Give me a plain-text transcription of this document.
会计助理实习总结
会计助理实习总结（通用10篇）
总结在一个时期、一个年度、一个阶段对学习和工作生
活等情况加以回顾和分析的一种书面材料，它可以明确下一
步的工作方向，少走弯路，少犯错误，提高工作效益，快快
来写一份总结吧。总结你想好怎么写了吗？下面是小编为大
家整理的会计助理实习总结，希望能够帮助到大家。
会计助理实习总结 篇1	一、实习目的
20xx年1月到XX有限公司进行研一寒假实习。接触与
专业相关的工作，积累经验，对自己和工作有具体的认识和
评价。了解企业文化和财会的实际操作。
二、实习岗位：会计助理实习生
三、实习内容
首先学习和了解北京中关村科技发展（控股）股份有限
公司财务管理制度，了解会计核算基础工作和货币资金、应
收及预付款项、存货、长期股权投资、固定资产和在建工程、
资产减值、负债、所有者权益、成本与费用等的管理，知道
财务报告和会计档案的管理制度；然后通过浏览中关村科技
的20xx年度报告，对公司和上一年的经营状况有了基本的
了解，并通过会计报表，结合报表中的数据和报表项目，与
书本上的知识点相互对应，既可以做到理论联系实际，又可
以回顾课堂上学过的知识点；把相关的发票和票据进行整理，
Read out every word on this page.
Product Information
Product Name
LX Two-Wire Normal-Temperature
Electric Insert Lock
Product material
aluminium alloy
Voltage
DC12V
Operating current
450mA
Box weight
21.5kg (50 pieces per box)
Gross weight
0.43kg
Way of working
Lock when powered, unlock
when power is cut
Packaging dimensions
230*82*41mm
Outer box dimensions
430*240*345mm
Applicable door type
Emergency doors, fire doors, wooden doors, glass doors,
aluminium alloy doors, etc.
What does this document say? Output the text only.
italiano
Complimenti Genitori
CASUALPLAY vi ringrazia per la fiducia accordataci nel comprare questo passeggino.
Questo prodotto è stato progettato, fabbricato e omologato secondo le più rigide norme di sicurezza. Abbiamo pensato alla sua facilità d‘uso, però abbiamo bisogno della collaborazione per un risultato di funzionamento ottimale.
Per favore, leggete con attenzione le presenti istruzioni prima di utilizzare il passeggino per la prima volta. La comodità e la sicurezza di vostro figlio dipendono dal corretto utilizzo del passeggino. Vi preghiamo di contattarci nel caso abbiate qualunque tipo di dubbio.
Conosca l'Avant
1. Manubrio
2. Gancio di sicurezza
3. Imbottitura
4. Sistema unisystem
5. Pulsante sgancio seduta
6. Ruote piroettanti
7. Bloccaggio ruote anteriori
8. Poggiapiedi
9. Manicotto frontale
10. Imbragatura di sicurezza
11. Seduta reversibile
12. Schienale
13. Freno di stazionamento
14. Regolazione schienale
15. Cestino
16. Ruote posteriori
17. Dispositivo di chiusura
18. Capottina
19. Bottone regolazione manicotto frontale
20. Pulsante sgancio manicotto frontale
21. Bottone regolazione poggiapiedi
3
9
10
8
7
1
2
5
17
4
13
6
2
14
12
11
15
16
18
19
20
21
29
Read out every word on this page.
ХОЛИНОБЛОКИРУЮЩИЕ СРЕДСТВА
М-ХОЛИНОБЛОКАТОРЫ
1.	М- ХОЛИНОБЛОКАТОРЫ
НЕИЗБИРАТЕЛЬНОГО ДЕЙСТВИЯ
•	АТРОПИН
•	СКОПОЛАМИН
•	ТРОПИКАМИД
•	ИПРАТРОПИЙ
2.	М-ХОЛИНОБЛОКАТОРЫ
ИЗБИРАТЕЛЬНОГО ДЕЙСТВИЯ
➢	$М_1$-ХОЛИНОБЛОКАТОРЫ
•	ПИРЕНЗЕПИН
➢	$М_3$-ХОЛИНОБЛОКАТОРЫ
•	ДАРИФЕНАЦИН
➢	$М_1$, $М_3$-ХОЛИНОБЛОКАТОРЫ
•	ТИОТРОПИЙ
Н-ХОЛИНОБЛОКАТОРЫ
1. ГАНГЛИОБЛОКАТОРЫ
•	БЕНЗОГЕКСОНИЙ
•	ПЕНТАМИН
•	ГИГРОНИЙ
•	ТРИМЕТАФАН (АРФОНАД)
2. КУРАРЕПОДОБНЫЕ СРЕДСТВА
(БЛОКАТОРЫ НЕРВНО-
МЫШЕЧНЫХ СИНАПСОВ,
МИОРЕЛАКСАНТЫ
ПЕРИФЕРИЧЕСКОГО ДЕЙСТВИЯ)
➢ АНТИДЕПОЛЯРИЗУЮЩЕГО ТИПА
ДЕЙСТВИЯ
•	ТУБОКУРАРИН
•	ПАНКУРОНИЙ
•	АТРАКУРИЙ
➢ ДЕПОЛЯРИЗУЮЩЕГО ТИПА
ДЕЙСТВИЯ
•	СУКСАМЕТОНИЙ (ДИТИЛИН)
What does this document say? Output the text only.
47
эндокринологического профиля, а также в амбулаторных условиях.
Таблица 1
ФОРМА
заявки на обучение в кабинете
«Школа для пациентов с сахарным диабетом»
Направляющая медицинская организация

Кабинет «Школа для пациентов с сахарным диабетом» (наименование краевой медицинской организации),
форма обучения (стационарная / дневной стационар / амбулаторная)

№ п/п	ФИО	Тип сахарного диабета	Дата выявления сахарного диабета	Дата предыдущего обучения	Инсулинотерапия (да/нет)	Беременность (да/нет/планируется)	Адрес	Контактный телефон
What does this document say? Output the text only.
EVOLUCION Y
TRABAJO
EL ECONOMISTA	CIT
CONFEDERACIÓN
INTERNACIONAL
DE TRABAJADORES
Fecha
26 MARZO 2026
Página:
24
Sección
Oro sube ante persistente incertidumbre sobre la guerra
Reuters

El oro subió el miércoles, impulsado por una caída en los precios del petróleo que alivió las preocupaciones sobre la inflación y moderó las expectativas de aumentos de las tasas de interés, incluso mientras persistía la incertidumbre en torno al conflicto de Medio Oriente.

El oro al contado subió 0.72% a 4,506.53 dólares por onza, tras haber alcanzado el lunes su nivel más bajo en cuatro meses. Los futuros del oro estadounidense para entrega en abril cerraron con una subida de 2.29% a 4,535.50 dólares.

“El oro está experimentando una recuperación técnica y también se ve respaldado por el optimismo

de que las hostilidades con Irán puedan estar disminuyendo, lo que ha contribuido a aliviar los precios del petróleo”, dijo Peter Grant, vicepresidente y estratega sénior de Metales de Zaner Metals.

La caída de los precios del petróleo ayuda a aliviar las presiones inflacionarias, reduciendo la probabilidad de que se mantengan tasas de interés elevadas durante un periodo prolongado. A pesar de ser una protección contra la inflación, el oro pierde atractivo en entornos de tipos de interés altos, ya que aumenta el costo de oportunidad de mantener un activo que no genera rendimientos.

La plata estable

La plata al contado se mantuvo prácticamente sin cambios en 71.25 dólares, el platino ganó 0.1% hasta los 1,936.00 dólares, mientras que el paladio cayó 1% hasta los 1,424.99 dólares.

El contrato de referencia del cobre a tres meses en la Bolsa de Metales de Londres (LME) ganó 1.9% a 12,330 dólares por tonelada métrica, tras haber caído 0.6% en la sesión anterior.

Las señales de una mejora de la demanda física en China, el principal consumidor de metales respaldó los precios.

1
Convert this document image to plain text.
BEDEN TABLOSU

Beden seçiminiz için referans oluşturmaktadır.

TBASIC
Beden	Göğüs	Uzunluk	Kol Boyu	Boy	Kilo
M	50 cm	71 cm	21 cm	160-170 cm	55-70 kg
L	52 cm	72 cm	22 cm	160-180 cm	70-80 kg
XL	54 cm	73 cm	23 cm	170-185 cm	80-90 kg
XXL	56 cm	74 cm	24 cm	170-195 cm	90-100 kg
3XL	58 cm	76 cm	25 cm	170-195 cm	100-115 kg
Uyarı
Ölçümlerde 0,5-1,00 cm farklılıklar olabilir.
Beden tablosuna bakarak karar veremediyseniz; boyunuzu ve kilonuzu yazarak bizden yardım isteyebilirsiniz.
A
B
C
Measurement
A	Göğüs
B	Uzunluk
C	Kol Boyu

====

Goal:
Copy all lines from the material that hold "plata".

Solved problem:
La plata estable
La plata al contado se mantuvo prácticamente sin cambios en 71.25 dólares, el platino ganó 0.1% hasta los 1,936.00 dólares, mientras que el paladio cayó 1% hasta los 1,424.99 dólares.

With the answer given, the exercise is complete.